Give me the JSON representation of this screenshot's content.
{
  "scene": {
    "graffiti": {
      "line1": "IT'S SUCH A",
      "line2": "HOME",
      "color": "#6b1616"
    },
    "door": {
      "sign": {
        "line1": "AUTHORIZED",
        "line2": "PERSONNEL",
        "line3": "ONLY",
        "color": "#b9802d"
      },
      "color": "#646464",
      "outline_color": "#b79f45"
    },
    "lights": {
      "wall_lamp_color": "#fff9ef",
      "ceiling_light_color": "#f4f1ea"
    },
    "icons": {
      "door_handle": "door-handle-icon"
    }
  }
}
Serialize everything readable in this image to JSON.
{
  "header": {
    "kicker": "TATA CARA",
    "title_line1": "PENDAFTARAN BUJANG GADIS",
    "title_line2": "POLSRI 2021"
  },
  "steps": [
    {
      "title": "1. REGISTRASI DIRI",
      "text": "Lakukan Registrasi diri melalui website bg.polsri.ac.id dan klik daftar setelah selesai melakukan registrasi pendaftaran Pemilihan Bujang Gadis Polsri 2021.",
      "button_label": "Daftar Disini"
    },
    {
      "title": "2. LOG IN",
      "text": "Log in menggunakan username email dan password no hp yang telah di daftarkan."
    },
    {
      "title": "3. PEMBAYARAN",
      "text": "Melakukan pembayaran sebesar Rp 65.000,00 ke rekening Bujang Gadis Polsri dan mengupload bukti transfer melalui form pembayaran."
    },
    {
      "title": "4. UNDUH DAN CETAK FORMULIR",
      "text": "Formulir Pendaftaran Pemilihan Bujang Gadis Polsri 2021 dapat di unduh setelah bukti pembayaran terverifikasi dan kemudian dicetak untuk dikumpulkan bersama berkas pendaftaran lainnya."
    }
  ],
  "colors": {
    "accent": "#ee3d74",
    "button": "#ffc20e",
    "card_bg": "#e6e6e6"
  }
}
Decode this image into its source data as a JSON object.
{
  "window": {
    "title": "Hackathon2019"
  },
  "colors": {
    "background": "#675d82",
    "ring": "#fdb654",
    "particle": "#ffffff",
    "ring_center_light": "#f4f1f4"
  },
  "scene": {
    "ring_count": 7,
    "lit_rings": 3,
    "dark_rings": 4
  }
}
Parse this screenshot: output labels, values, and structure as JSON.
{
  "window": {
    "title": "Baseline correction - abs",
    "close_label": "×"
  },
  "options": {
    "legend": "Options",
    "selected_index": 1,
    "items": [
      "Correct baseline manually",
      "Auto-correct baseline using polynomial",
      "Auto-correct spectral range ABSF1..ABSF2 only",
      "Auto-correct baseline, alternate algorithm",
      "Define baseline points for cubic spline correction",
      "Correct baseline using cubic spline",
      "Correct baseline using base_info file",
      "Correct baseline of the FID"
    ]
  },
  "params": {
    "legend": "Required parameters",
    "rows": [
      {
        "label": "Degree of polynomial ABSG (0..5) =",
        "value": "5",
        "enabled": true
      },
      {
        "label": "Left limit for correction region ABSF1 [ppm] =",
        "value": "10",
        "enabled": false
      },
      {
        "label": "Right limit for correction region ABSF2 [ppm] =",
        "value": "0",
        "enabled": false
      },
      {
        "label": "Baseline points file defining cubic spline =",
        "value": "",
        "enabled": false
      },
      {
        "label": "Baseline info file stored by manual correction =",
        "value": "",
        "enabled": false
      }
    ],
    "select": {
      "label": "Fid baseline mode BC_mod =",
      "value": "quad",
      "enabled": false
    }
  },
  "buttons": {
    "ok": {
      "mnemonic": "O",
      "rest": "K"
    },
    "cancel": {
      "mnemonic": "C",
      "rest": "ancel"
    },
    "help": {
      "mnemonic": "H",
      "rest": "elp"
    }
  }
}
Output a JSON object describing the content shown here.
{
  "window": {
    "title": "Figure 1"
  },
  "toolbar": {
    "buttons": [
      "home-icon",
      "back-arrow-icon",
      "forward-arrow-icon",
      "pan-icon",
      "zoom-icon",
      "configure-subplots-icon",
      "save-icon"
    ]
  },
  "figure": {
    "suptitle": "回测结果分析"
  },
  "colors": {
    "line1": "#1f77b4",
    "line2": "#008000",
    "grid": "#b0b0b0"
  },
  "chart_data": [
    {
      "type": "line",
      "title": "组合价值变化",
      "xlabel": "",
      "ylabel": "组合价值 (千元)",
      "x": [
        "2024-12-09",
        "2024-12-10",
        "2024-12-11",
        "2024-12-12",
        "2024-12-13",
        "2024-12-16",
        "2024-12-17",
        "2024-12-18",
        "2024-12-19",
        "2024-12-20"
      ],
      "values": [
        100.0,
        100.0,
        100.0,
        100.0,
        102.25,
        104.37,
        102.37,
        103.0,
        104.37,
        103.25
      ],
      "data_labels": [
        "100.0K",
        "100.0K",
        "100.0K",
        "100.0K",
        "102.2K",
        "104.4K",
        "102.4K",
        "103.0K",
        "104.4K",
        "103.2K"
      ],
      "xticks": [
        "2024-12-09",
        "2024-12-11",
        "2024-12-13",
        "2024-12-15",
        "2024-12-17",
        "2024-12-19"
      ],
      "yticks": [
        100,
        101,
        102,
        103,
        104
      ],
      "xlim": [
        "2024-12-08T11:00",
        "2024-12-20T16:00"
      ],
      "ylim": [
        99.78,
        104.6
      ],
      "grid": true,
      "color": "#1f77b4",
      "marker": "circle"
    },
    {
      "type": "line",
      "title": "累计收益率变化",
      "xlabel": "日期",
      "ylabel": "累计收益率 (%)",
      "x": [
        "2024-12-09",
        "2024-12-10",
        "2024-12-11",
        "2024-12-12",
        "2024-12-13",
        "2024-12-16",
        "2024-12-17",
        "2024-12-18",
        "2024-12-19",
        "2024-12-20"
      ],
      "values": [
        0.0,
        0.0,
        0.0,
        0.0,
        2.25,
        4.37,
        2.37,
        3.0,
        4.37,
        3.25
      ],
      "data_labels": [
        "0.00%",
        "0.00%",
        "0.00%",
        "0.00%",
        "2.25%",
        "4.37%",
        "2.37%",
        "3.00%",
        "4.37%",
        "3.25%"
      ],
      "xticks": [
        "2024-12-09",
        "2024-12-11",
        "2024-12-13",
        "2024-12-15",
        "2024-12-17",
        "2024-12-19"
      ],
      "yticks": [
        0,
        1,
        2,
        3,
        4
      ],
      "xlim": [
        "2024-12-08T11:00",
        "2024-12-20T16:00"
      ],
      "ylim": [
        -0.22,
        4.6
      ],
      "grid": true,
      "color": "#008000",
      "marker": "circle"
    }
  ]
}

....................

EXERCISE INSTRUCTIONS >>
Each record above should be returned exactly as it appears.

OUTPUT FOR THIS TASK >>
Give me the JSON representation of this screenshot's content.
{
  "scene": {
    "graffiti": {
      "line1": "IT'S SUCH A",
      "line2": "HOME",
      "color": "#6b1616"
    },
    "door": {
      "sign": {
        "line1": "AUTHORIZED",
        "line2": "PERSONNEL",
        "line3": "ONLY",
        "color": "#b9802d"
      },
      "color": "#646464",
      "outline_color": "#b79f45"
    },
    "lights": {
      "wall_lamp_color": "#fff9ef",
      "ceiling_light_color": "#f4f1ea"
    },
    "icons": {
      "door_handle": "door-handle-icon"
    }
  }
}
Serialize everything readable in this image to JSON.
{
  "header": {
    "kicker": "TATA CARA",
    "title_line1": "PENDAFTARAN BUJANG GADIS",
    "title_line2": "POLSRI 2021"
  },
  "steps": [
    {
      "title": "1. REGISTRASI DIRI",
      "text": "Lakukan Registrasi diri melalui website bg.polsri.ac.id dan klik daftar setelah selesai melakukan registrasi pendaftaran Pemilihan Bujang Gadis Polsri 2021.",
      "button_label": "Daftar Disini"
    },
    {
      "title": "2. LOG IN",
      "text": "Log in menggunakan username email dan password no hp yang telah di daftarkan."
    },
    {
      "title": "3. PEMBAYARAN",
      "text": "Melakukan pembayaran sebesar Rp 65.000,00 ke rekening Bujang Gadis Polsri dan mengupload bukti transfer melalui form pembayaran."
    },
    {
      "title": "4. UNDUH DAN CETAK FORMULIR",
      "text": "Formulir Pendaftaran Pemilihan Bujang Gadis Polsri 2021 dapat di unduh setelah bukti pembayaran terverifikasi dan kemudian dicetak untuk dikumpulkan bersama berkas pendaftaran lainnya."
    }
  ],
  "colors": {
    "accent": "#ee3d74",
    "button": "#ffc20e",
    "card_bg": "#e6e6e6"
  }
}
Decode this image into its source data as a JSON object.
{
  "window": {
    "title": "Hackathon2019"
  },
  "colors": {
    "background": "#675d82",
    "ring": "#fdb654",
    "particle": "#ffffff",
    "ring_center_light": "#f4f1f4"
  },
  "scene": {
    "ring_count": 7,
    "lit_rings": 3,
    "dark_rings": 4
  }
}
Parse this screenshot: output labels, values, and structure as JSON.
{
  "window": {
    "title": "Baseline correction - abs",
    "close_label": "×"
  },
  "options": {
    "legend": "Options",
    "selected_index": 1,
    "items": [
      "Correct baseline manually",
      "Auto-correct baseline using polynomial",
      "Auto-correct spectral range ABSF1..ABSF2 only",
      "Auto-correct baseline, alternate algorithm",
      "Define baseline points for cubic spline correction",
      "Correct baseline using cubic spline",
      "Correct baseline using base_info file",
      "Correct baseline of the FID"
    ]
  },
  "params": {
    "legend": "Required parameters",
    "rows": [
      {
        "label": "Degree of polynomial ABSG (0..5) =",
        "value": "5",
        "enabled": true
      },
      {
        "label": "Left limit for correction region ABSF1 [ppm] =",
        "value": "10",
        "enabled": false
      },
      {
        "label": "Right limit for correction region ABSF2 [ppm] =",
        "value": "0",
        "enabled": false
      },
      {
        "label": "Baseline points file defining cubic spline =",
        "value": "",
        "enabled": false
      },
      {
        "label": "Baseline info file stored by manual correction =",
        "value": "",
        "enabled": false
      }
    ],
    "select": {
      "label": "Fid baseline mode BC_mod =",
      "value": "quad",
      "enabled": false
    }
  },
  "buttons": {
    "ok": {
      "mnemonic": "O",
      "rest": "K"
    },
    "cancel": {
      "mnemonic": "C",
      "rest": "ancel"
    },
    "help": {
      "mnemonic": "H",
      "rest": "elp"
    }
  }
}
Output a JSON object describing the content shown here.
{
  "window": {
    "title": "Figure 1"
  },
  "toolbar": {
    "buttons": [
      "home-icon",
      "back-arrow-icon",
      "forward-arrow-icon",
      "pan-icon",
      "zoom-icon",
      "configure-subplots-icon",
      "save-icon"
    ]
  },
  "figure": {
    "suptitle": "回测结果分析"
  },
  "colors": {
    "line1": "#1f77b4",
    "line2": "#008000",
    "grid": "#b0b0b0"
  },
  "chart_data": [
    {
      "type": "line",
      "title": "组合价值变化",
      "xlabel": "",
      "ylabel": "组合价值 (千元)",
      "x": [
        "2024-12-09",
        "2024-12-10",
        "2024-12-11",
        "2024-12-12",
        "2024-12-13",
        "2024-12-16",
        "2024-12-17",
        "2024-12-18",
        "2024-12-19",
        "2024-12-20"
      ],
      "values": [
        100.0,
        100.0,
        100.0,
        100.0,
        102.25,
        104.37,
        102.37,
        103.0,
        104.37,
        103.25
      ],
      "data_labels": [
        "100.0K",
        "100.0K",
        "100.0K",
        "100.0K",
        "102.2K",
        "104.4K",
        "102.4K",
        "103.0K",
        "104.4K",
        "103.2K"
      ],
      "xticks": [
        "2024-12-09",
        "2024-12-11",
        "2024-12-13",
        "2024-12-15",
        "2024-12-17",
        "2024-12-19"
      ],
      "yticks": [
        100,
        101,
        102,
        103,
        104
      ],
      "xlim": [
        "2024-12-08T11:00",
        "2024-12-20T16:00"
      ],
      "ylim": [
        99.78,
        104.6
      ],
      "grid": true,
      "color": "#1f77b4",
      "marker": "circle"
    },
    {
      "type": "line",
      "title": "累计收益率变化",
      "xlabel": "日期",
      "ylabel": "累计收益率 (%)",
      "x": [
        "2024-12-09",
        "2024-12-10",
        "2024-12-11",
        "2024-12-12",
        "2024-12-13",
        "2024-12-16",
        "2024-12-17",
        "2024-12-18",
        "2024-12-19",
        "2024-12-20"
      ],
      "values": [
        0.0,
        0.0,
        0.0,
        0.0,
        2.25,
        4.37,
        2.37,
        3.0,
        4.37,
        3.25
      ],
      "data_labels": [
        "0.00%",
        "0.00%",
        "0.00%",
        "0.00%",
        "2.25%",
        "4.37%",
        "2.37%",
        "3.00%",
        "4.37%",
        "3.25%"
      ],
      "xticks": [
        "2024-12-09",
        "2024-12-11",
        "2024-12-13",
        "2024-12-15",
        "2024-12-17",
        "2024-12-19"
      ],
      "yticks": [
        0,
        1,
        2,
        3,
        4
      ],
      "xlim": [
        "2024-12-08T11:00",
        "2024-12-20T16:00"
      ],
      "ylim": [
        -0.22,
        4.6
      ],
      "grid": true,
      "color": "#008000",
      "marker": "circle"
    }
  ]
}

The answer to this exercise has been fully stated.